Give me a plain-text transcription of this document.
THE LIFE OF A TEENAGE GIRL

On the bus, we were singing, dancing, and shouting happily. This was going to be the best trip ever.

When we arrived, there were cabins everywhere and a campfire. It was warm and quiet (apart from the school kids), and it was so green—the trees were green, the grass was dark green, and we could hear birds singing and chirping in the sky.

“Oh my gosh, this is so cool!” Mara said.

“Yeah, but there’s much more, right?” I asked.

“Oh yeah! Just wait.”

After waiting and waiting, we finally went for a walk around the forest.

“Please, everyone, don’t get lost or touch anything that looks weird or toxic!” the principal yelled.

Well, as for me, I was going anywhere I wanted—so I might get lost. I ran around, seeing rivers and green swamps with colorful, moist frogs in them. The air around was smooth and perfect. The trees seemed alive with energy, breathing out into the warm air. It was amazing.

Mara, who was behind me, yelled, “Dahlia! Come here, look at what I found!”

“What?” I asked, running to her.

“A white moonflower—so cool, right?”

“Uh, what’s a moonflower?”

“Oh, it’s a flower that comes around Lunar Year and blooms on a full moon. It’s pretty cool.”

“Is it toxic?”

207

..........

=== WORK INSTRUCTIONS ===
Print the whole listing exactly as it is.

=== THE RESULT ===
Give me a plain-text transcription of this document.
THE LIFE OF A TEENAGE GIRL

On the bus, we were singing, dancing, and shouting happily. This was going to be the best trip ever.

When we arrived, there were cabins everywhere and a campfire. It was warm and quiet (apart from the school kids), and it was so green—the trees were green, the grass was dark green, and we could hear birds singing and chirping in the sky.

“Oh my gosh, this is so cool!” Mara said.

“Yeah, but there’s much more, right?” I asked.

“Oh yeah! Just wait.”

After waiting and waiting, we finally went for a walk around the forest.

“Please, everyone, don’t get lost or touch anything that looks weird or toxic!” the principal yelled.

Well, as for me, I was going anywhere I wanted—so I might get lost. I ran around, seeing rivers and green swamps with colorful, moist frogs in them. The air around was smooth and perfect. The trees seemed alive with energy, breathing out into the warm air. It was amazing.

Mara, who was behind me, yelled, “Dahlia! Come here, look at what I found!”

“What?” I asked, running to her.

“A white moonflower—so cool, right?”

“Uh, what’s a moonflower?”

“Oh, it’s a flower that comes around Lunar Year and blooms on a full moon. It’s pretty cool.”

“Is it toxic?”

207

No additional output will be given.